## Stored data entries
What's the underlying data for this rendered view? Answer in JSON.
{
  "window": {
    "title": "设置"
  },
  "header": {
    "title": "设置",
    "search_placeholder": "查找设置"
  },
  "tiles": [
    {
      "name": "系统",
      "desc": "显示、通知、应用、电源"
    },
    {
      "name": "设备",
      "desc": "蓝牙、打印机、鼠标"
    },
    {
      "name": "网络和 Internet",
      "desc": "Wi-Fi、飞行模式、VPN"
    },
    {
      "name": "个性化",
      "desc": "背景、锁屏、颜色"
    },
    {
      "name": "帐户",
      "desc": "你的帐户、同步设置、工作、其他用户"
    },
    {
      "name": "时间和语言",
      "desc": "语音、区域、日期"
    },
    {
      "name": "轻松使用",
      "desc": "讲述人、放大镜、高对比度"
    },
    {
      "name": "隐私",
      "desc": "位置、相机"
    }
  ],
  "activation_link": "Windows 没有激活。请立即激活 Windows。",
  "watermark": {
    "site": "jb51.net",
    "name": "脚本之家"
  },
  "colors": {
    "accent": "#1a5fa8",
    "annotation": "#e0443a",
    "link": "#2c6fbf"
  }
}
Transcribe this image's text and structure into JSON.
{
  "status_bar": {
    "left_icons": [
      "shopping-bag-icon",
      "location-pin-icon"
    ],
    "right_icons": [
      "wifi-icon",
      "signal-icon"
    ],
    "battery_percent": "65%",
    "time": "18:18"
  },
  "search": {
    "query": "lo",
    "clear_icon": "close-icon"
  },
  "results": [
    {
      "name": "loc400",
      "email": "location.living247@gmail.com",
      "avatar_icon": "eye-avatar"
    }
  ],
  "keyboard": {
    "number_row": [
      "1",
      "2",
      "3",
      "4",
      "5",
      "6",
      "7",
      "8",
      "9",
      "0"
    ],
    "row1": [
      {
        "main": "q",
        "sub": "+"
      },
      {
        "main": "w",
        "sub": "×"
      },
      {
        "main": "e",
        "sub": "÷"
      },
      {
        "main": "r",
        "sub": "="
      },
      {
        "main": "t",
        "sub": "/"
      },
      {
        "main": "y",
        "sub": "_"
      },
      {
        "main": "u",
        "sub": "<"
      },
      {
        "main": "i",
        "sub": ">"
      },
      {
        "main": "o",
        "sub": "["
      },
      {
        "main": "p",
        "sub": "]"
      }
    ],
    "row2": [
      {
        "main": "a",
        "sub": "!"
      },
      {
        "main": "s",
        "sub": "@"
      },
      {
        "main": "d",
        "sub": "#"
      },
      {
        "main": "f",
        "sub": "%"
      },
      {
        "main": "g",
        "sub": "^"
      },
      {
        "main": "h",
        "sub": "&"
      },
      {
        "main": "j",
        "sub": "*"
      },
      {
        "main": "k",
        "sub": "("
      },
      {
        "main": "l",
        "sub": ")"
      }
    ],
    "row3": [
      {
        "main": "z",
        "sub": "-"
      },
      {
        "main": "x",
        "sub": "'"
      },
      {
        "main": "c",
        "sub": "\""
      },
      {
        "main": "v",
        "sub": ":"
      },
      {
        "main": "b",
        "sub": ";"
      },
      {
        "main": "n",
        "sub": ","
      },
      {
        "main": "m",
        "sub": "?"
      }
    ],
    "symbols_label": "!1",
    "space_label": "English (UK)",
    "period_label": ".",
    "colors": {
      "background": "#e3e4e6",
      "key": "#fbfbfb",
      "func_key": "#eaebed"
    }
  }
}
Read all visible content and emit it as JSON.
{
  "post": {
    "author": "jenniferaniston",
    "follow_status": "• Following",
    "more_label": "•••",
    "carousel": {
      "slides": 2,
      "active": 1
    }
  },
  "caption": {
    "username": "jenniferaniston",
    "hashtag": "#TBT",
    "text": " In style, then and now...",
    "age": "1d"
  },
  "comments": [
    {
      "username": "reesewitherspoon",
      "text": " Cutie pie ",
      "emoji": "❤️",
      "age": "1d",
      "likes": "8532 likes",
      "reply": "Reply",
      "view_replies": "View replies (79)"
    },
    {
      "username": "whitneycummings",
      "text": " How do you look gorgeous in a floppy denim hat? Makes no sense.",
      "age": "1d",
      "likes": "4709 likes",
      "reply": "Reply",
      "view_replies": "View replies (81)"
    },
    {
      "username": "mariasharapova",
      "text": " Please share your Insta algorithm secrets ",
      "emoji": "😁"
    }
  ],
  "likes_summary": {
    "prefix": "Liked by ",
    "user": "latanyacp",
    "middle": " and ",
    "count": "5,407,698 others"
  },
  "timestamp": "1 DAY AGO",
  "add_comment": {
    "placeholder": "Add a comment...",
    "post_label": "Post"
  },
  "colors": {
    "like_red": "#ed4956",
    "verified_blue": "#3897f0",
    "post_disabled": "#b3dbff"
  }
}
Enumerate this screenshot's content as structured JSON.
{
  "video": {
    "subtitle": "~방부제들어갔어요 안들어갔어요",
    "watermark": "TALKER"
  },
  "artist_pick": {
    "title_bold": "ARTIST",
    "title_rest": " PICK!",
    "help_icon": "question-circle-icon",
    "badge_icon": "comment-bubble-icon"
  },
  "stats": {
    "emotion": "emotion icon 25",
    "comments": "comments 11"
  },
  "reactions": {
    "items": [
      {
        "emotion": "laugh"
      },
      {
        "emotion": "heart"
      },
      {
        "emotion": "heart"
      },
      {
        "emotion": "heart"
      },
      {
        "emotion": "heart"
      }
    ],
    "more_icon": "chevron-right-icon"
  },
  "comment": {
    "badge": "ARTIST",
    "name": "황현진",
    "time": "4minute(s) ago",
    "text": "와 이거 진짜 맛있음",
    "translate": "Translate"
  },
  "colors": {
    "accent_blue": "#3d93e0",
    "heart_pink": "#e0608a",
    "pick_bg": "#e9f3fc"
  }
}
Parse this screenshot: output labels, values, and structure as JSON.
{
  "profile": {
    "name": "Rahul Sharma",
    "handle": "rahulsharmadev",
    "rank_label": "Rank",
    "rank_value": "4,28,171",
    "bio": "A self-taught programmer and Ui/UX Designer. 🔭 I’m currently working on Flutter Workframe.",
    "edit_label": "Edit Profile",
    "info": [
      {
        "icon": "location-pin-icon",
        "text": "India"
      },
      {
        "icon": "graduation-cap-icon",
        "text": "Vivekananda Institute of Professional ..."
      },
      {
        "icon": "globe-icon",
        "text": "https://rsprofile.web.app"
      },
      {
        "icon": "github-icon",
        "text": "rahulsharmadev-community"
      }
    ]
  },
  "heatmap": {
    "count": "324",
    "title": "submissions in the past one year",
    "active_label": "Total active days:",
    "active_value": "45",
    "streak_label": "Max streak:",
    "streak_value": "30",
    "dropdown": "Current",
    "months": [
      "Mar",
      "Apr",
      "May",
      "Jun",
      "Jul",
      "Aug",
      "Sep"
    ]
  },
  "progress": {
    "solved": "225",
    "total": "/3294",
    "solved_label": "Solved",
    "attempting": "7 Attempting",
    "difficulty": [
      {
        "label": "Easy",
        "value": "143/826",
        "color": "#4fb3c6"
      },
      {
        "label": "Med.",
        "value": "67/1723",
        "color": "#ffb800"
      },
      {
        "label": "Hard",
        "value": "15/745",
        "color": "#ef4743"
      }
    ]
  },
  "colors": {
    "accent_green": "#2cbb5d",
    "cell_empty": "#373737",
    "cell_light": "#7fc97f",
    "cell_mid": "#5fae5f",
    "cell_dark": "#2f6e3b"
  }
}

## TASK REQUIREMENTS
Reproduce all of the entries word for word.

## EXERCISE SOLUTION
What's the underlying data for this rendered view? Answer in JSON.
{
  "window": {
    "title": "设置"
  },
  "header": {
    "title": "设置",
    "search_placeholder": "查找设置"
  },
  "tiles": [
    {
      "name": "系统",
      "desc": "显示、通知、应用、电源"
    },
    {
      "name": "设备",
      "desc": "蓝牙、打印机、鼠标"
    },
    {
      "name": "网络和 Internet",
      "desc": "Wi-Fi、飞行模式、VPN"
    },
    {
      "name": "个性化",
      "desc": "背景、锁屏、颜色"
    },
    {
      "name": "帐户",
      "desc": "你的帐户、同步设置、工作、其他用户"
    },
    {
      "name": "时间和语言",
      "desc": "语音、区域、日期"
    },
    {
      "name": "轻松使用",
      "desc": "讲述人、放大镜、高对比度"
    },
    {
      "name": "隐私",
      "desc": "位置、相机"
    }
  ],
  "activation_link": "Windows 没有激活。请立即激活 Windows。",
  "watermark": {
    "site": "jb51.net",
    "name": "脚本之家"
  },
  "colors": {
    "accent": "#1a5fa8",
    "annotation": "#e0443a",
    "link": "#2c6fbf"
  }
}
Transcribe this image's text and structure into JSON.
{
  "status_bar": {
    "left_icons": [
      "shopping-bag-icon",
      "location-pin-icon"
    ],
    "right_icons": [
      "wifi-icon",
      "signal-icon"
    ],
    "battery_percent": "65%",
    "time": "18:18"
  },
  "search": {
    "query": "lo",
    "clear_icon": "close-icon"
  },
  "results": [
    {
      "name": "loc400",
      "email": "location.living247@gmail.com",
      "avatar_icon": "eye-avatar"
    }
  ],
  "keyboard": {
    "number_row": [
      "1",
      "2",
      "3",
      "4",
      "5",
      "6",
      "7",
      "8",
      "9",
      "0"
    ],
    "row1": [
      {
        "main": "q",
        "sub": "+"
      },
      {
        "main": "w",
        "sub": "×"
      },
      {
        "main": "e",
        "sub": "÷"
      },
      {
        "main": "r",
        "sub": "="
      },
      {
        "main": "t",
        "sub": "/"
      },
      {
        "main": "y",
        "sub": "_"
      },
      {
        "main": "u",
        "sub": "<"
      },
      {
        "main": "i",
        "sub": ">"
      },
      {
        "main": "o",
        "sub": "["
      },
      {
        "main": "p",
        "sub": "]"
      }
    ],
    "row2": [
      {
        "main": "a",
        "sub": "!"
      },
      {
        "main": "s",
        "sub": "@"
      },
      {
        "main": "d",
        "sub": "#"
      },
      {
        "main": "f",
        "sub": "%"
      },
      {
        "main": "g",
        "sub": "^"
      },
      {
        "main": "h",
        "sub": "&"
      },
      {
        "main": "j",
        "sub": "*"
      },
      {
        "main": "k",
        "sub": "("
      },
      {
        "main": "l",
        "sub": ")"
      }
    ],
    "row3": [
      {
        "main": "z",
        "sub": "-"
      },
      {
        "main": "x",
        "sub": "'"
      },
      {
        "main": "c",
        "sub": "\""
      },
      {
        "main": "v",
        "sub": ":"
      },
      {
        "main": "b",
        "sub": ";"
      },
      {
        "main": "n",
        "sub": ","
      },
      {
        "main": "m",
        "sub": "?"
      }
    ],
    "symbols_label": "!1",
    "space_label": "English (UK)",
    "period_label": ".",
    "colors": {
      "background": "#e3e4e6",
      "key": "#fbfbfb",
      "func_key": "#eaebed"
    }
  }
}
Read all visible content and emit it as JSON.
{
  "post": {
    "author": "jenniferaniston",
    "follow_status": "• Following",
    "more_label": "•••",
    "carousel": {
      "slides": 2,
      "active": 1
    }
  },
  "caption": {
    "username": "jenniferaniston",
    "hashtag": "#TBT",
    "text": " In style, then and now...",
    "age": "1d"
  },
  "comments": [
    {
      "username": "reesewitherspoon",
      "text": " Cutie pie ",
      "emoji": "❤️",
      "age": "1d",
      "likes": "8532 likes",
      "reply": "Reply",
      "view_replies": "View replies (79)"
    },
    {
      "username": "whitneycummings",
      "text": " How do you look gorgeous in a floppy denim hat? Makes no sense.",
      "age": "1d",
      "likes": "4709 likes",
      "reply": "Reply",
      "view_replies": "View replies (81)"
    },
    {
      "username": "mariasharapova",
      "text": " Please share your Insta algorithm secrets ",
      "emoji": "😁"
    }
  ],
  "likes_summary": {
    "prefix": "Liked by ",
    "user": "latanyacp",
    "middle": " and ",
    "count": "5,407,698 others"
  },
  "timestamp": "1 DAY AGO",
  "add_comment": {
    "placeholder": "Add a comment...",
    "post_label": "Post"
  },
  "colors": {
    "like_red": "#ed4956",
    "verified_blue": "#3897f0",
    "post_disabled": "#b3dbff"
  }
}
Enumerate this screenshot's content as structured JSON.
{
  "video": {
    "subtitle": "~방부제들어갔어요 안들어갔어요",
    "watermark": "TALKER"
  },
  "artist_pick": {
    "title_bold": "ARTIST",
    "title_rest": " PICK!",
    "help_icon": "question-circle-icon",
    "badge_icon": "comment-bubble-icon"
  },
  "stats": {
    "emotion": "emotion icon 25",
    "comments": "comments 11"
  },
  "reactions": {
    "items": [
      {
        "emotion": "laugh"
      },
      {
        "emotion": "heart"
      },
      {
        "emotion": "heart"
      },
      {
        "emotion": "heart"
      },
      {
        "emotion": "heart"
      }
    ],
    "more_icon": "chevron-right-icon"
  },
  "comment": {
    "badge": "ARTIST",
    "name": "황현진",
    "time": "4minute(s) ago",
    "text": "와 이거 진짜 맛있음",
    "translate": "Translate"
  },
  "colors": {
    "accent_blue": "#3d93e0",
    "heart_pink": "#e0608a",
    "pick_bg": "#e9f3fc"
  }
}
Parse this screenshot: output labels, values, and structure as JSON.
{
  "profile": {
    "name": "Rahul Sharma",
    "handle": "rahulsharmadev",
    "rank_label": "Rank",
    "rank_value": "4,28,171",
    "bio": "A self-taught programmer and Ui/UX Designer. 🔭 I’m currently working on Flutter Workframe.",
    "edit_label": "Edit Profile",
    "info": [
      {
        "icon": "location-pin-icon",
        "text": "India"
      },
      {
        "icon": "graduation-cap-icon",
        "text": "Vivekananda Institute of Professional ..."
      },
      {
        "icon": "globe-icon",
        "text": "https://rsprofile.web.app"
      },
      {
        "icon": "github-icon",
        "text": "rahulsharmadev-community"
      }
    ]
  },
  "heatmap": {
    "count": "324",
    "title": "submissions in the past one year",
    "active_label": "Total active days:",
    "active_value": "45",
    "streak_label": "Max streak:",
    "streak_value": "30",
    "dropdown": "Current",
    "months": [
      "Mar",
      "Apr",
      "May",
      "Jun",
      "Jul",
      "Aug",
      "Sep"
    ]
  },
  "progress": {
    "solved": "225",
    "total": "/3294",
    "solved_label": "Solved",
    "attempting": "7 Attempting",
    "difficulty": [
      {
        "label": "Easy",
        "value": "143/826",
        "color": "#4fb3c6"
      },
      {
        "label": "Med.",
        "value": "67/1723",
        "color": "#ffb800"
      },
      {
        "label": "Hard",
        "value": "15/745",
        "color": "#ef4743"
      }
    ]
  },
  "colors": {
    "accent_green": "#2cbb5d",
    "cell_empty": "#373737",
    "cell_light": "#7fc97f",
    "cell_mid": "#5fae5f",
    "cell_dark": "#2f6e3b"
  }
}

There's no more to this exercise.